◆ ДАННЫЕ ДЛЯ ЗАДАНИЯ:
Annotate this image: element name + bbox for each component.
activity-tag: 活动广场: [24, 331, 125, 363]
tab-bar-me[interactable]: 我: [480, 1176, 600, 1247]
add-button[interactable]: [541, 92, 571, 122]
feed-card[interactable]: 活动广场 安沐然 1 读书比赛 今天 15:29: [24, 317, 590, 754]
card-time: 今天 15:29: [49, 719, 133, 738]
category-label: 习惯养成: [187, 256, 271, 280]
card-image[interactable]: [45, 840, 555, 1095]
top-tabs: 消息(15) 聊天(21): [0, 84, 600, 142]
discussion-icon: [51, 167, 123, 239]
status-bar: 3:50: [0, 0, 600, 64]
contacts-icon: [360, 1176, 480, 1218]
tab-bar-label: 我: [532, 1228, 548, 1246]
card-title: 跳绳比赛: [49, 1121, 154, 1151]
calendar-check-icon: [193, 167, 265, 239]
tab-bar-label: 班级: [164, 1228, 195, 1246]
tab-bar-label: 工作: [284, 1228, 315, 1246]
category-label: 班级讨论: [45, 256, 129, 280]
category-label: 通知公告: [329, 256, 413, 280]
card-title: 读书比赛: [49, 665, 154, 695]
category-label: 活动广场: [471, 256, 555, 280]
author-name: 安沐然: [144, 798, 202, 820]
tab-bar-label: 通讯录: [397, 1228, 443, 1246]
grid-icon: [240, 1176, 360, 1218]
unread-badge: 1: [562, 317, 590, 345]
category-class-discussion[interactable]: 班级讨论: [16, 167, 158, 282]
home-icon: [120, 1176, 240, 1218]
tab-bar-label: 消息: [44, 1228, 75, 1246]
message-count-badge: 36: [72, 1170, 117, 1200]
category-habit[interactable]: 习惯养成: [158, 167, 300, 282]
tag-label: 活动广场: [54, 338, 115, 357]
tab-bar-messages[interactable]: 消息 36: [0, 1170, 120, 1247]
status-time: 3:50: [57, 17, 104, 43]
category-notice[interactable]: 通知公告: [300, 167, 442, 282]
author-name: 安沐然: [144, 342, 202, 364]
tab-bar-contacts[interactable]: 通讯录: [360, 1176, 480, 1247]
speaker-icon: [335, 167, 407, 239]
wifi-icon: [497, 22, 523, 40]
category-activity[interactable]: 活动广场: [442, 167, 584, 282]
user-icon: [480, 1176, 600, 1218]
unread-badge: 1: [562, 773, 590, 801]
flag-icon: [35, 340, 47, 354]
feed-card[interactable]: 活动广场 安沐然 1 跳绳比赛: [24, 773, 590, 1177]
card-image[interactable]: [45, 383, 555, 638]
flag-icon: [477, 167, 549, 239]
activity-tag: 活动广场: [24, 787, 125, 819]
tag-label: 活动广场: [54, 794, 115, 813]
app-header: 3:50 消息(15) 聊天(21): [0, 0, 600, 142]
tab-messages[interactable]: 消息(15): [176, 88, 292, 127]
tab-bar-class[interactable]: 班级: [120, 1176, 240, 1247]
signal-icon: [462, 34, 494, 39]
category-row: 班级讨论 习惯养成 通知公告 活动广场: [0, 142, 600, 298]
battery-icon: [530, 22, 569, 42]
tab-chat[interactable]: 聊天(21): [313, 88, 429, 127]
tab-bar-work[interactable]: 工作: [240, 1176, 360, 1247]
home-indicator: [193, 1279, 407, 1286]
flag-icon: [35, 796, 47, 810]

◆ ЦЕЛЬ ЗАДАНИЯ:
Перепишите все эти строки без каких-либо изменений.

◆ ОТВЕТ К ЗАДАЧЕ:
Annotate this image: element name + bbox for each component.
activity-tag: 活动广场: [24, 331, 125, 363]
tab-bar-me[interactable]: 我: [480, 1176, 600, 1247]
add-button[interactable]: [541, 92, 571, 122]
feed-card[interactable]: 活动广场 安沐然 1 读书比赛 今天 15:29: [24, 317, 590, 754]
card-time: 今天 15:29: [49, 719, 133, 738]
category-label: 习惯养成: [187, 256, 271, 280]
card-image[interactable]: [45, 840, 555, 1095]
top-tabs: 消息(15) 聊天(21): [0, 84, 600, 142]
discussion-icon: [51, 167, 123, 239]
status-bar: 3:50: [0, 0, 600, 64]
contacts-icon: [360, 1176, 480, 1218]
tab-bar-label: 我: [532, 1228, 548, 1246]
card-title: 跳绳比赛: [49, 1121, 154, 1151]
calendar-check-icon: [193, 167, 265, 239]
tab-bar-label: 班级: [164, 1228, 195, 1246]
tab-bar-label: 工作: [284, 1228, 315, 1246]
category-label: 班级讨论: [45, 256, 129, 280]
category-label: 通知公告: [329, 256, 413, 280]
card-title: 读书比赛: [49, 665, 154, 695]
category-label: 活动广场: [471, 256, 555, 280]
author-name: 安沐然: [144, 798, 202, 820]
tab-bar-label: 通讯录: [397, 1228, 443, 1246]
grid-icon: [240, 1176, 360, 1218]
unread-badge: 1: [562, 317, 590, 345]
category-class-discussion[interactable]: 班级讨论: [16, 167, 158, 282]
home-icon: [120, 1176, 240, 1218]
tab-bar-label: 消息: [44, 1228, 75, 1246]
message-count-badge: 36: [72, 1170, 117, 1200]
category-habit[interactable]: 习惯养成: [158, 167, 300, 282]
tag-label: 活动广场: [54, 338, 115, 357]
tab-bar-messages[interactable]: 消息 36: [0, 1170, 120, 1247]
status-time: 3:50: [57, 17, 104, 43]
category-notice[interactable]: 通知公告: [300, 167, 442, 282]
author-name: 安沐然: [144, 342, 202, 364]
tab-bar-contacts[interactable]: 通讯录: [360, 1176, 480, 1247]
speaker-icon: [335, 167, 407, 239]
wifi-icon: [497, 22, 523, 40]
category-activity[interactable]: 活动广场: [442, 167, 584, 282]
user-icon: [480, 1176, 600, 1218]
unread-badge: 1: [562, 773, 590, 801]
flag-icon: [35, 340, 47, 354]
feed-card[interactable]: 活动广场 安沐然 1 跳绳比赛: [24, 773, 590, 1177]
card-image[interactable]: [45, 383, 555, 638]
flag-icon: [477, 167, 549, 239]
activity-tag: 活动广场: [24, 787, 125, 819]
tag-label: 活动广场: [54, 794, 115, 813]
app-header: 3:50 消息(15) 聊天(21): [0, 0, 600, 142]
tab-messages[interactable]: 消息(15): [176, 88, 292, 127]
tab-bar-class[interactable]: 班级: [120, 1176, 240, 1247]
signal-icon: [462, 34, 494, 39]
category-row: 班级讨论 习惯养成 通知公告 活动广场: [0, 142, 600, 298]
battery-icon: [530, 22, 569, 42]
tab-chat[interactable]: 聊天(21): [313, 88, 429, 127]
tab-bar-work[interactable]: 工作: [240, 1176, 360, 1247]
home-indicator: [193, 1279, 407, 1286]
flag-icon: [35, 796, 47, 810]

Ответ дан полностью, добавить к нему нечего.